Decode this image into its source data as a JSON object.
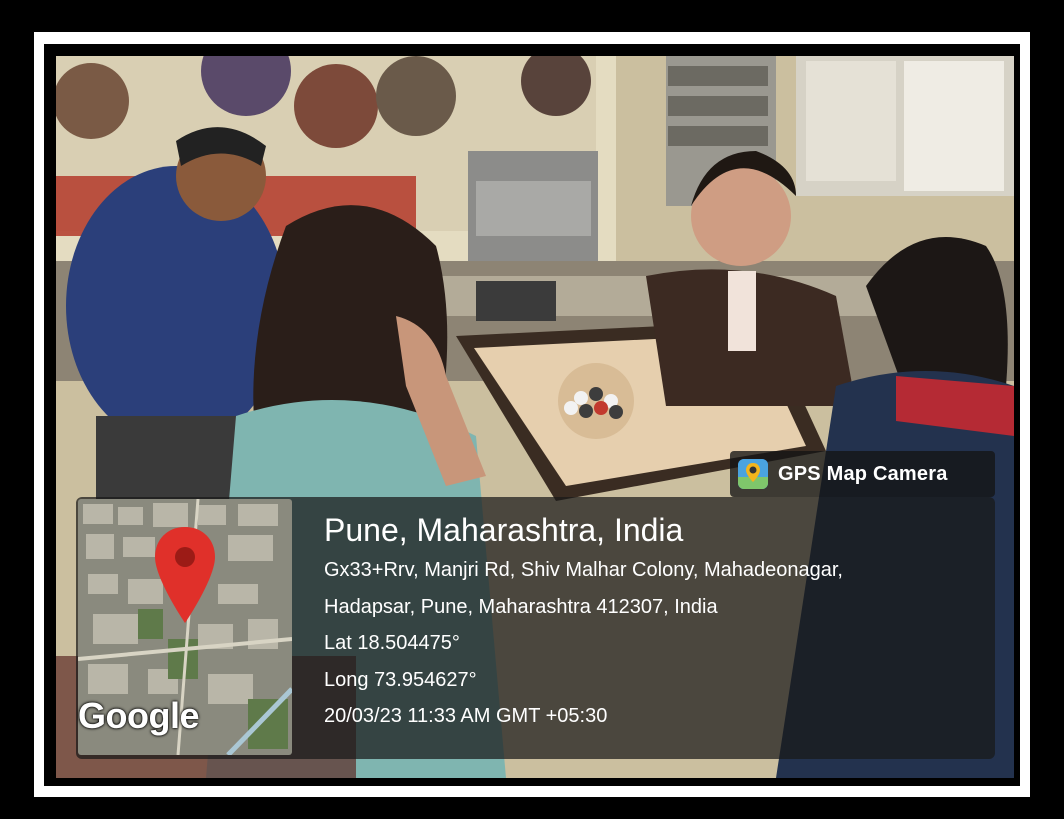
{
  "overlay": {
    "app_name": "GPS Map Camera",
    "app_icon": "gps-map-camera-icon",
    "location_title": "Pune, Maharashtra, India",
    "address_line_1": "Gx33+Rrv, Manjri Rd, Shiv Malhar Colony, Mahadeonagar,",
    "address_line_2": "Hadapsar, Pune, Maharashtra 412307, India",
    "latitude": "Lat 18.504475°",
    "longitude": "Long 73.954627°",
    "timestamp": "20/03/23 11:33 AM GMT +05:30",
    "map_brand": "Google",
    "map_pin_icon": "map-pin-icon"
  },
  "colors": {
    "frame": "#000000",
    "mat": "#ffffff",
    "overlay_bg": "#1a1a1a",
    "pin": "#e0302a",
    "text": "#ffffff"
  }
}
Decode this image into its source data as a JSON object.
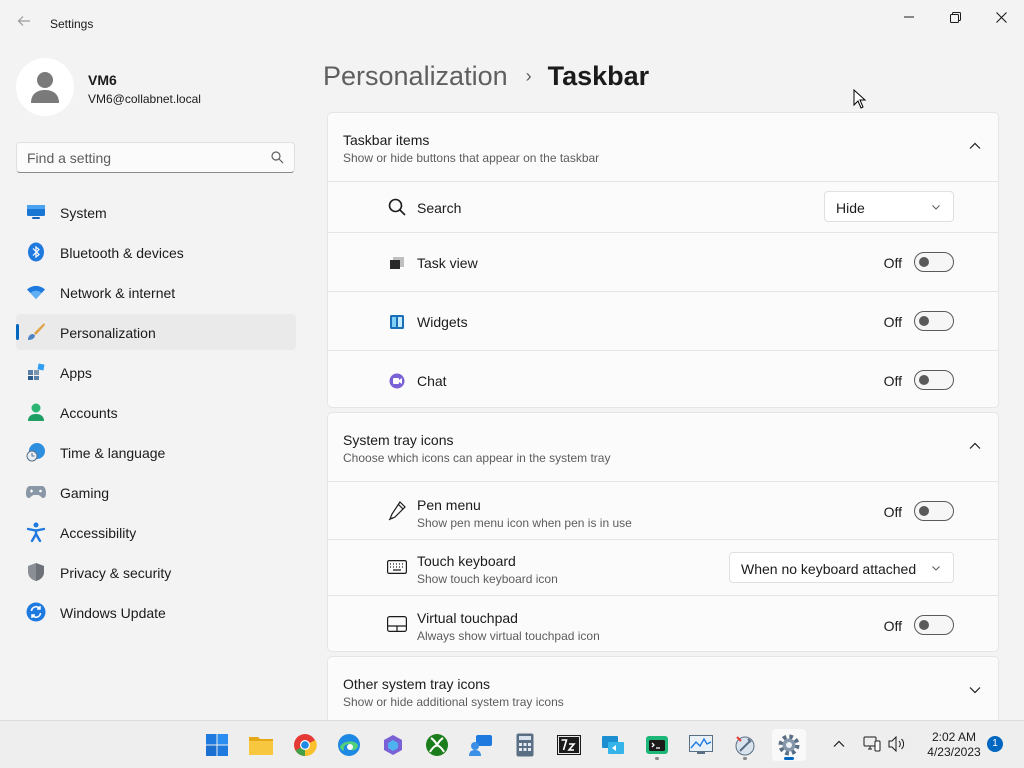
{
  "window": {
    "title": "Settings",
    "controls": [
      "minimize-icon",
      "maximize-icon",
      "close-icon"
    ]
  },
  "profile": {
    "name": "VM6",
    "email": "VM6@collabnet.local"
  },
  "search": {
    "placeholder": "Find a setting"
  },
  "sidebar": {
    "items": [
      {
        "label": "System",
        "icon": "system-icon"
      },
      {
        "label": "Bluetooth & devices",
        "icon": "bluetooth-icon"
      },
      {
        "label": "Network & internet",
        "icon": "wifi-icon"
      },
      {
        "label": "Personalization",
        "icon": "brush-icon",
        "selected": true
      },
      {
        "label": "Apps",
        "icon": "apps-icon"
      },
      {
        "label": "Accounts",
        "icon": "accounts-icon"
      },
      {
        "label": "Time & language",
        "icon": "globe-clock-icon"
      },
      {
        "label": "Gaming",
        "icon": "gamepad-icon"
      },
      {
        "label": "Accessibility",
        "icon": "accessibility-icon"
      },
      {
        "label": "Privacy & security",
        "icon": "shield-icon"
      },
      {
        "label": "Windows Update",
        "icon": "update-icon"
      }
    ]
  },
  "breadcrumb": {
    "parent": "Personalization",
    "separator": "›",
    "current": "Taskbar"
  },
  "taskbar_items": {
    "title": "Taskbar items",
    "subtitle": "Show or hide buttons that appear on the taskbar",
    "search": {
      "label": "Search",
      "value": "Hide"
    },
    "task_view": {
      "label": "Task view",
      "state": "Off"
    },
    "widgets": {
      "label": "Widgets",
      "state": "Off"
    },
    "chat": {
      "label": "Chat",
      "state": "Off"
    }
  },
  "system_tray": {
    "title": "System tray icons",
    "subtitle": "Choose which icons can appear in the system tray",
    "pen_menu": {
      "label": "Pen menu",
      "desc": "Show pen menu icon when pen is in use",
      "state": "Off"
    },
    "touch_keyboard": {
      "label": "Touch keyboard",
      "desc": "Show touch keyboard icon",
      "value": "When no keyboard attached"
    },
    "virtual_touchpad": {
      "label": "Virtual touchpad",
      "desc": "Always show virtual touchpad icon",
      "state": "Off"
    }
  },
  "other_tray": {
    "title": "Other system tray icons",
    "subtitle": "Show or hide additional system tray icons"
  },
  "os_taskbar": {
    "apps": [
      "start-icon",
      "file-explorer-icon",
      "chrome-icon",
      "edge-icon",
      "copilot-icon",
      "xbox-icon",
      "people-icon",
      "calculator-icon",
      "7zip-icon",
      "remote-desktop-icon",
      "terminal-icon",
      "performance-monitor-icon",
      "tools-icon",
      "settings-icon"
    ],
    "time": "2:02 AM",
    "date": "4/23/2023",
    "notification_count": "1"
  },
  "colors": {
    "accent": "#0067c0",
    "background": "#f3f3f3",
    "card": "#fbfbfb"
  }
}
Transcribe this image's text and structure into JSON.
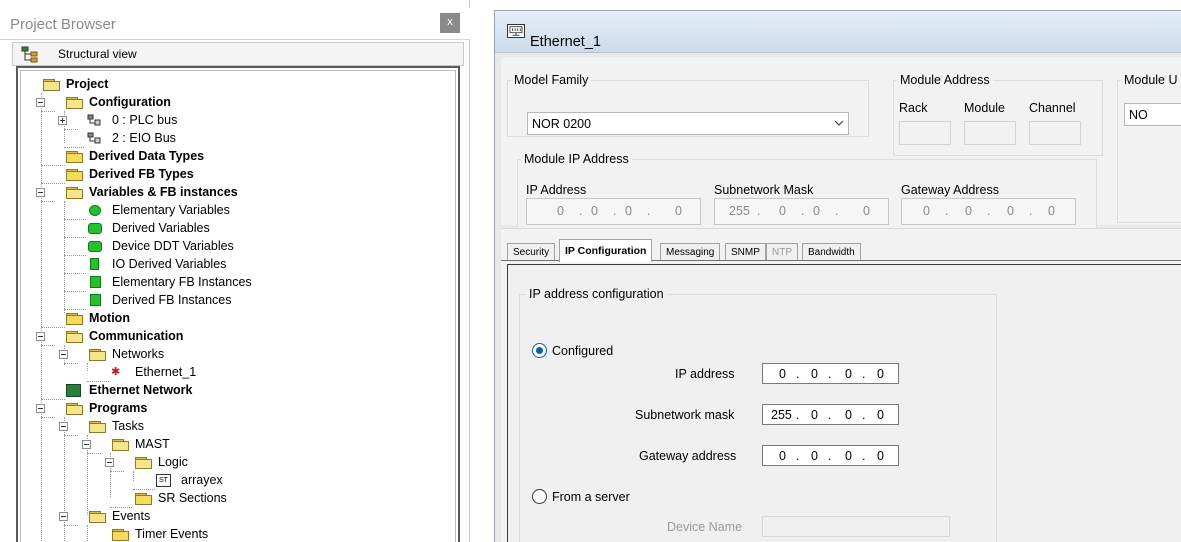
{
  "project_browser": {
    "title": "Project Browser",
    "close_glyph": "x",
    "view_label": "Structural view",
    "tree": [
      {
        "label": "Project",
        "bold": true
      },
      {
        "label": "Configuration",
        "bold": true
      },
      {
        "label": "0 : PLC bus",
        "bold": false
      },
      {
        "label": "2 : EIO Bus",
        "bold": false
      },
      {
        "label": "Derived Data Types",
        "bold": true
      },
      {
        "label": "Derived FB Types",
        "bold": true
      },
      {
        "label": "Variables & FB instances",
        "bold": true
      },
      {
        "label": "Elementary Variables",
        "bold": false
      },
      {
        "label": "Derived Variables",
        "bold": false
      },
      {
        "label": "Device DDT Variables",
        "bold": false
      },
      {
        "label": "IO Derived Variables",
        "bold": false
      },
      {
        "label": "Elementary FB Instances",
        "bold": false
      },
      {
        "label": "Derived FB Instances",
        "bold": false
      },
      {
        "label": "Motion",
        "bold": true
      },
      {
        "label": "Communication",
        "bold": true
      },
      {
        "label": "Networks",
        "bold": false
      },
      {
        "label": "Ethernet_1",
        "bold": false
      },
      {
        "label": "Ethernet Network",
        "bold": true
      },
      {
        "label": "Programs",
        "bold": true
      },
      {
        "label": "Tasks",
        "bold": false
      },
      {
        "label": "MAST",
        "bold": false
      },
      {
        "label": "Logic",
        "bold": false
      },
      {
        "label": "arrayex",
        "bold": false
      },
      {
        "label": "SR Sections",
        "bold": false
      },
      {
        "label": "Events",
        "bold": false
      },
      {
        "label": "Timer Events",
        "bold": false
      }
    ]
  },
  "editor": {
    "title": "Ethernet_1",
    "model_family": {
      "label": "Model Family",
      "value": "NOR 0200"
    },
    "module_address": {
      "label": "Module Address",
      "rack": "Rack",
      "module": "Module",
      "channel": "Channel"
    },
    "module_util": {
      "label": "Module U",
      "value": "NO"
    },
    "module_ip": {
      "label": "Module IP Address",
      "ip_label": "IP Address",
      "ip": [
        "0",
        "0",
        "0",
        "0"
      ],
      "mask_label": "Subnetwork Mask",
      "mask": [
        "255",
        "0",
        "0",
        "0"
      ],
      "gw_label": "Gateway Address",
      "gw": [
        "0",
        "0",
        "0",
        "0"
      ]
    },
    "tabs": [
      "Security",
      "IP Configuration",
      "Messaging",
      "SNMP",
      "NTP",
      "Bandwidth"
    ],
    "active_tab": "IP Configuration",
    "ip_config": {
      "group_label": "IP address configuration",
      "configured_label": "Configured",
      "ip_address_label": "IP address",
      "ip_address": [
        "0",
        "0",
        "0",
        "0"
      ],
      "mask_label": "Subnetwork mask",
      "mask": [
        "255",
        "0",
        "0",
        "0"
      ],
      "gateway_label": "Gateway address",
      "gateway": [
        "0",
        "0",
        "0",
        "0"
      ],
      "from_server_label": "From a server",
      "device_name_label": "Device Name"
    }
  }
}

| WHAT YOU WILL DO |
In your copy of the records, include no pictures; repeat everything else exactly.

| RESPONSE |
Decode this image into its source data as a JSON object.
{
  "overlay": {
    "app_name": "GPS Map Camera",
    "app_icon": "gps-map-camera-icon",
    "location_title": "Pune, Maharashtra, India",
    "address_line_1": "Gx33+Rrv, Manjri Rd, Shiv Malhar Colony, Mahadeonagar,",
    "address_line_2": "Hadapsar, Pune, Maharashtra 412307, India",
    "latitude": "Lat 18.504475°",
    "longitude": "Long 73.954627°",
    "timestamp": "20/03/23 11:33 AM GMT +05:30",
    "map_brand": "Google",
    "map_pin_icon": "map-pin-icon"
  },
  "colors": {
    "frame": "#000000",
    "mat": "#ffffff",
    "overlay_bg": "#1a1a1a",
    "pin": "#e0302a",
    "text": "#ffffff"
  }
}
Decode this image into its source data as a JSON object.
{
  "window": {
    "title": "Settings",
    "controls": [
      "minimize-icon",
      "maximize-icon",
      "close-icon"
    ]
  },
  "profile": {
    "name": "VM6",
    "email": "VM6@collabnet.local"
  },
  "search": {
    "placeholder": "Find a setting"
  },
  "sidebar": {
    "items": [
      {
        "label": "System",
        "icon": "system-icon"
      },
      {
        "label": "Bluetooth & devices",
        "icon": "bluetooth-icon"
      },
      {
        "label": "Network & internet",
        "icon": "wifi-icon"
      },
      {
        "label": "Personalization",
        "icon": "brush-icon",
        "selected": true
      },
      {
        "label": "Apps",
        "icon": "apps-icon"
      },
      {
        "label": "Accounts",
        "icon": "accounts-icon"
      },
      {
        "label": "Time & language",
        "icon": "globe-clock-icon"
      },
      {
        "label": "Gaming",
        "icon": "gamepad-icon"
      },
      {
        "label": "Accessibility",
        "icon": "accessibility-icon"
      },
      {
        "label": "Privacy & security",
        "icon": "shield-icon"
      },
      {
        "label": "Windows Update",
        "icon": "update-icon"
      }
    ]
  },
  "breadcrumb": {
    "parent": "Personalization",
    "separator": "›",
    "current": "Taskbar"
  },
  "taskbar_items": {
    "title": "Taskbar items",
    "subtitle": "Show or hide buttons that appear on the taskbar",
    "search": {
      "label": "Search",
      "value": "Hide"
    },
    "task_view": {
      "label": "Task view",
      "state": "Off"
    },
    "widgets": {
      "label": "Widgets",
      "state": "Off"
    },
    "chat": {
      "label": "Chat",
      "state": "Off"
    }
  },
  "system_tray": {
    "title": "System tray icons",
    "subtitle": "Choose which icons can appear in the system tray",
    "pen_menu": {
      "label": "Pen menu",
      "desc": "Show pen menu icon when pen is in use",
      "state": "Off"
    },
    "touch_keyboard": {
      "label": "Touch keyboard",
      "desc": "Show touch keyboard icon",
      "value": "When no keyboard attached"
    },
    "virtual_touchpad": {
      "label": "Virtual touchpad",
      "desc": "Always show virtual touchpad icon",
      "state": "Off"
    }
  },
  "other_tray": {
    "title": "Other system tray icons",
    "subtitle": "Show or hide additional system tray icons"
  },
  "os_taskbar": {
    "apps": [
      "start-icon",
      "file-explorer-icon",
      "chrome-icon",
      "edge-icon",
      "copilot-icon",
      "xbox-icon",
      "people-icon",
      "calculator-icon",
      "7zip-icon",
      "remote-desktop-icon",
      "terminal-icon",
      "performance-monitor-icon",
      "tools-icon",
      "settings-icon"
    ],
    "time": "2:02 AM",
    "date": "4/23/2023",
    "notification_count": "1"
  },
  "colors": {
    "accent": "#0067c0",
    "background": "#f3f3f3",
    "card": "#fbfbfb"
  }
}
Transcribe this image's text and structure into JSON.
{
  "project_browser": {
    "title": "Project Browser",
    "close_glyph": "x",
    "view_label": "Structural view",
    "tree": [
      {
        "label": "Project",
        "bold": true
      },
      {
        "label": "Configuration",
        "bold": true
      },
      {
        "label": "0 : PLC bus",
        "bold": false
      },
      {
        "label": "2 : EIO Bus",
        "bold": false
      },
      {
        "label": "Derived Data Types",
        "bold": true
      },
      {
        "label": "Derived FB Types",
        "bold": true
      },
      {
        "label": "Variables & FB instances",
        "bold": true
      },
      {
        "label": "Elementary Variables",
        "bold": false
      },
      {
        "label": "Derived Variables",
        "bold": false
      },
      {
        "label": "Device DDT Variables",
        "bold": false
      },
      {
        "label": "IO Derived Variables",
        "bold": false
      },
      {
        "label": "Elementary FB Instances",
        "bold": false
      },
      {
        "label": "Derived FB Instances",
        "bold": false
      },
      {
        "label": "Motion",
        "bold": true
      },
      {
        "label": "Communication",
        "bold": true
      },
      {
        "label": "Networks",
        "bold": false
      },
      {
        "label": "Ethernet_1",
        "bold": false
      },
      {
        "label": "Ethernet Network",
        "bold": true
      },
      {
        "label": "Programs",
        "bold": true
      },
      {
        "label": "Tasks",
        "bold": false
      },
      {
        "label": "MAST",
        "bold": false
      },
      {
        "label": "Logic",
        "bold": false
      },
      {
        "label": "arrayex",
        "bold": false
      },
      {
        "label": "SR Sections",
        "bold": false
      },
      {
        "label": "Events",
        "bold": false
      },
      {
        "label": "Timer Events",
        "bold": false
      }
    ]
  },
  "editor": {
    "title": "Ethernet_1",
    "model_family": {
      "label": "Model Family",
      "value": "NOR 0200"
    },
    "module_address": {
      "label": "Module Address",
      "rack": "Rack",
      "module": "Module",
      "channel": "Channel"
    },
    "module_util": {
      "label": "Module U",
      "value": "NO"
    },
    "module_ip": {
      "label": "Module IP Address",
      "ip_label": "IP Address",
      "ip": [
        "0",
        "0",
        "0",
        "0"
      ],
      "mask_label": "Subnetwork Mask",
      "mask": [
        "255",
        "0",
        "0",
        "0"
      ],
      "gw_label": "Gateway Address",
      "gw": [
        "0",
        "0",
        "0",
        "0"
      ]
    },
    "tabs": [
      "Security",
      "IP Configuration",
      "Messaging",
      "SNMP",
      "NTP",
      "Bandwidth"
    ],
    "active_tab": "IP Configuration",
    "ip_config": {
      "group_label": "IP address configuration",
      "configured_label": "Configured",
      "ip_address_label": "IP address",
      "ip_address": [
        "0",
        "0",
        "0",
        "0"
      ],
      "mask_label": "Subnetwork mask",
      "mask": [
        "255",
        "0",
        "0",
        "0"
      ],
      "gateway_label": "Gateway address",
      "gateway": [
        "0",
        "0",
        "0",
        "0"
      ],
      "from_server_label": "From a server",
      "device_name_label": "Device Name"
    }
  }
}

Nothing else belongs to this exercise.